== Reading text ==

Studio album by Wax
- Released: January 15, 2013
- Studio: Scrublife Studios (Venice, CA and North Hollywood, CA); Rough Magic Studios (Brooklyn, NY); Rocket Carousel Studios (Los Angeles, CA); Record Plant (Hollywood, CA);
- Genre: Hip-hop
- Label: Scrublife
- Producer: Adam Deitch; Davy Nathan; EOM; Eric Krasno; Greg Wells; King David "The Future"; Lack of Afro; Nobody Famous; Wax;

Wax chronology
| Eviction Notice (2011) | Continue... (2013) | Livin Foul (2015) |

Singles from Continue...
- "Rosana" Released: 2012;

Alternate cover
- European release

= Continue (Wax album) =

Continue is the second solo studio album by American rapper Wax. It was released on January 15, 2013 via Scrublife. Recording sessions took place at Scrublife Studios in Venice and North Hollywood, at Rough Magic Studios in Brooklyn, at Rocket Carousel Studios in Los Angeles and at Record Plant in Hollywood. Production was handled by Greg Wells, Davy Nathan, EOM, Lack of Afro, Adam Deitch, Eric Krasno, King David "The Future", Nobody Famous and Wax himself. It features guest appearances from Anderson .Paak and Herbal T. The album peaked at number 80 on the Swiss Albums chart. Its lead single, "Rosana", topped the Ö3 Austria Top 40 and reached to top ten in Germany, Switzerland and the Netherlands.

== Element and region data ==

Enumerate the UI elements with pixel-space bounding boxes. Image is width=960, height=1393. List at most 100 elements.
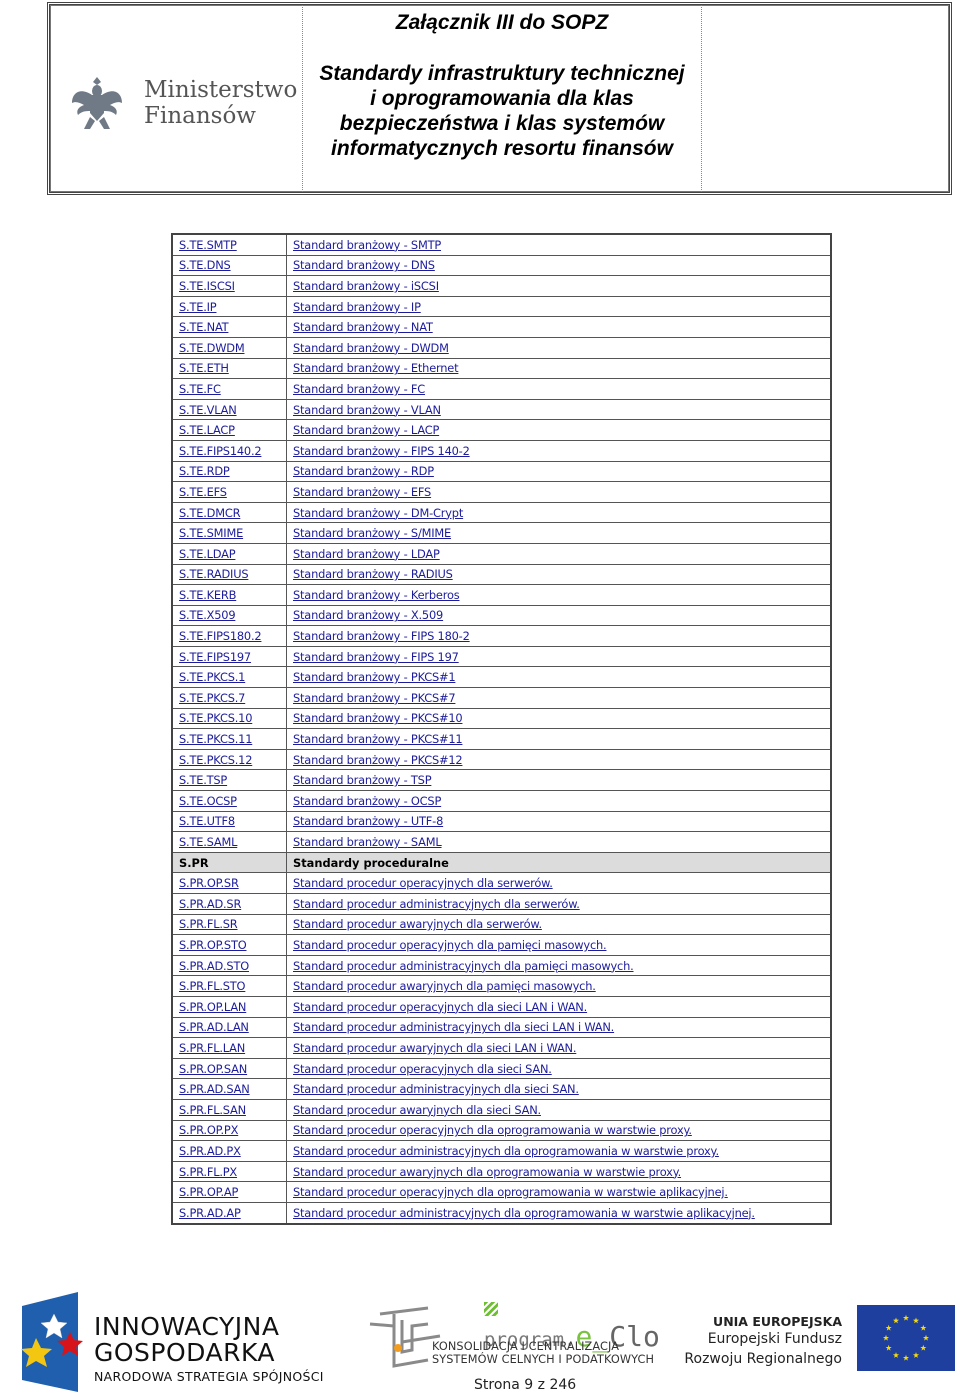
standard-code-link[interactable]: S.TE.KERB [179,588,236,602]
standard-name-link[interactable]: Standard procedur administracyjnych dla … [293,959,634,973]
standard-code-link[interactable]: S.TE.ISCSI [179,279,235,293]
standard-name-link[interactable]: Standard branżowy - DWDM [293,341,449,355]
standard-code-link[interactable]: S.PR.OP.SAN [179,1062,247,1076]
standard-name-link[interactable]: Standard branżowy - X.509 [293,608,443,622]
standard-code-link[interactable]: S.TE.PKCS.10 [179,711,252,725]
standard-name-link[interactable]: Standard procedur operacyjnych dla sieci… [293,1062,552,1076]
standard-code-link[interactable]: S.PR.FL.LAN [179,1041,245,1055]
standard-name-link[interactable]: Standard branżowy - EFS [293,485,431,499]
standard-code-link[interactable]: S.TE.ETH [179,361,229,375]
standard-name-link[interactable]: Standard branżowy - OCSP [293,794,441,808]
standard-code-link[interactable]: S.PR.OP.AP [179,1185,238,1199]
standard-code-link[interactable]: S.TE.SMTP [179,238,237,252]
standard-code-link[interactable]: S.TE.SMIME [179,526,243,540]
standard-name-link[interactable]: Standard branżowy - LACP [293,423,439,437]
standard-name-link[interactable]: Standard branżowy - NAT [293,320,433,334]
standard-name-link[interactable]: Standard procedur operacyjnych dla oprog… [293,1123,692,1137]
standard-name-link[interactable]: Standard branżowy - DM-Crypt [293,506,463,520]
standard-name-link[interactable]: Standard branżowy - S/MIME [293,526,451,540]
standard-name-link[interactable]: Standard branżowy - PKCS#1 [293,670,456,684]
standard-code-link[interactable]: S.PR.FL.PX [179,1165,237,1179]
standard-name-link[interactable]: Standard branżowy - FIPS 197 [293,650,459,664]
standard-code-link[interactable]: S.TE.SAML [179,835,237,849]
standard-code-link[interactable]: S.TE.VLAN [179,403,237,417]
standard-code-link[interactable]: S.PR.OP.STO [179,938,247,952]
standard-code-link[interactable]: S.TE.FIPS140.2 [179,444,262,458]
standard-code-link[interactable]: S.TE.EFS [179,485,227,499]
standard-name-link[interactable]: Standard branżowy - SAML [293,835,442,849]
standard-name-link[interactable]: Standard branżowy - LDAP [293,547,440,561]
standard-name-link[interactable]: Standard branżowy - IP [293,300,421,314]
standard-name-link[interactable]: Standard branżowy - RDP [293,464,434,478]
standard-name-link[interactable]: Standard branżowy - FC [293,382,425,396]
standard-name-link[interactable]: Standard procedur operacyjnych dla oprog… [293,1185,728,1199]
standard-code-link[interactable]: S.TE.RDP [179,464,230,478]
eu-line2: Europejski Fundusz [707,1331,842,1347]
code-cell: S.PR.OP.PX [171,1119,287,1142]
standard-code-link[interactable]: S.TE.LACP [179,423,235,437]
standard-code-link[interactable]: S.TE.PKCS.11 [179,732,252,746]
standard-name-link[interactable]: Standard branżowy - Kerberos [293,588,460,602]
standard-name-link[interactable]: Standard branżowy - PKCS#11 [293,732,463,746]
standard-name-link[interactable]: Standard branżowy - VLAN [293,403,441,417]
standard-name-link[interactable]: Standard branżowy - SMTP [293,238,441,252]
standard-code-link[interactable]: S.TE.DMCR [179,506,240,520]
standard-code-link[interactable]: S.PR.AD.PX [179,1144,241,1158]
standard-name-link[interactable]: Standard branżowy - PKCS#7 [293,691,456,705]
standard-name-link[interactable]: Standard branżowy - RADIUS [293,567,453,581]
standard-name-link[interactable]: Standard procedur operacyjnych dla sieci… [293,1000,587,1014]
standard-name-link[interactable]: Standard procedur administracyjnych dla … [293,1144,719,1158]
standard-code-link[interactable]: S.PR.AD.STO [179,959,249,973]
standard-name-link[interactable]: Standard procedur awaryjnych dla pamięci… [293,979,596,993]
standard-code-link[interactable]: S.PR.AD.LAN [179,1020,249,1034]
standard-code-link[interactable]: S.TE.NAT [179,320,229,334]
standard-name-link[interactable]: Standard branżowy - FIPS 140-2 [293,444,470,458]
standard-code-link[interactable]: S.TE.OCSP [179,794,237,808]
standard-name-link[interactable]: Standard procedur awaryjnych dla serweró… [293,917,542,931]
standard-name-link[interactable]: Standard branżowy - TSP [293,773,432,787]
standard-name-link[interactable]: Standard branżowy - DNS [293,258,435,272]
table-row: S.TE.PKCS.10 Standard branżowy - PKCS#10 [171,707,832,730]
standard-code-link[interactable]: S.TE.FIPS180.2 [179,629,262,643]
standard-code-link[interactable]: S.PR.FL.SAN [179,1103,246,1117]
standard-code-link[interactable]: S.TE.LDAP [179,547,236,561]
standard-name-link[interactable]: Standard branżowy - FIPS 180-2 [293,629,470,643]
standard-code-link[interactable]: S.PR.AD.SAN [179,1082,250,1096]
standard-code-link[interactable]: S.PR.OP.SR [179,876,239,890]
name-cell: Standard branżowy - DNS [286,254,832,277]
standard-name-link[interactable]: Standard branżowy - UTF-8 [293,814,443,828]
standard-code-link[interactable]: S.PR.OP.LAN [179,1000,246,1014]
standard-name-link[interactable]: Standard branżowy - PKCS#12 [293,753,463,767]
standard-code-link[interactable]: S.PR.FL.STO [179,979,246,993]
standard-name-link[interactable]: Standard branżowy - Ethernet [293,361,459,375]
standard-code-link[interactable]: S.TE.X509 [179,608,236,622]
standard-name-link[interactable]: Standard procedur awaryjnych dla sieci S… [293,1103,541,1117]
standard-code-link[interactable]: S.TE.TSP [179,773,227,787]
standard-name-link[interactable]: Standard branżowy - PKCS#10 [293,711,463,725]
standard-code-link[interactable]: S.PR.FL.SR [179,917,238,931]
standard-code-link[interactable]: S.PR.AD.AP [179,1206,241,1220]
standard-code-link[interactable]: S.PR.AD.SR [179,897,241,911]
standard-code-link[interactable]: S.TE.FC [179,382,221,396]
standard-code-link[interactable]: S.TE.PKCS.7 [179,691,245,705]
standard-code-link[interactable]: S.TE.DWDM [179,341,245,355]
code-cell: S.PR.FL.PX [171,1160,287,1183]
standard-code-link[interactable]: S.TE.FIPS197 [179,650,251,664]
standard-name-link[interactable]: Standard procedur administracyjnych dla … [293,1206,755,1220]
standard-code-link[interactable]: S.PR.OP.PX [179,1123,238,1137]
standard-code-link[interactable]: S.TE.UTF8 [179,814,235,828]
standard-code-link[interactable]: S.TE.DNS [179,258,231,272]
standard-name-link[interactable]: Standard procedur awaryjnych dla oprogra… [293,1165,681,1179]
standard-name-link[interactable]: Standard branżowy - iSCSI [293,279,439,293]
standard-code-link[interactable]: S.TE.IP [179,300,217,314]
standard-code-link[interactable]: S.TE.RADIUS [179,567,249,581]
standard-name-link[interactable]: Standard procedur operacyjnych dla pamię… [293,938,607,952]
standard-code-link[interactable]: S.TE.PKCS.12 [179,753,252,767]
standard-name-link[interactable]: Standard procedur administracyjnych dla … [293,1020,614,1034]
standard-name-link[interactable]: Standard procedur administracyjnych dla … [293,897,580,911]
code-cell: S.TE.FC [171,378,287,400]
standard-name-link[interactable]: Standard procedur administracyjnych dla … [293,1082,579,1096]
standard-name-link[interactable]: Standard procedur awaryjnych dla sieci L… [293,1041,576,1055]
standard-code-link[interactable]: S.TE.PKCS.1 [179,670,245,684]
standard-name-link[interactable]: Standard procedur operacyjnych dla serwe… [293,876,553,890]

== To be done ==
From the entry on the album Continue, extract the passage that opens with the words containing "Alternate cover" and closes with "and the Netherlands.", copying it word for word.

== Exercise result ==
Alternate cover
- European release

= Continue (Wax album) =

Continue is the second solo studio album by American rapper Wax. It was released on January 15, 2013 via Scrublife. Recording sessions took place at Scrublife Studios in Venice and North Hollywood, at Rough Magic Studios in Brooklyn, at Rocket Carousel Studios in Los Angeles and at Record Plant in Hollywood. Production was handled by Greg Wells, Davy Nathan, EOM, Lack of Afro, Adam Deitch, Eric Krasno, King David "The Future", Nobody Famous and Wax himself. It features guest appearances from Anderson .Paak and Herbal T. The album peaked at number 80 on the Swiss Albums chart. Its lead single, "Rosana", topped the Ö3 Austria Top 40 and reached to top ten in Germany, Switzerland and the Netherlands.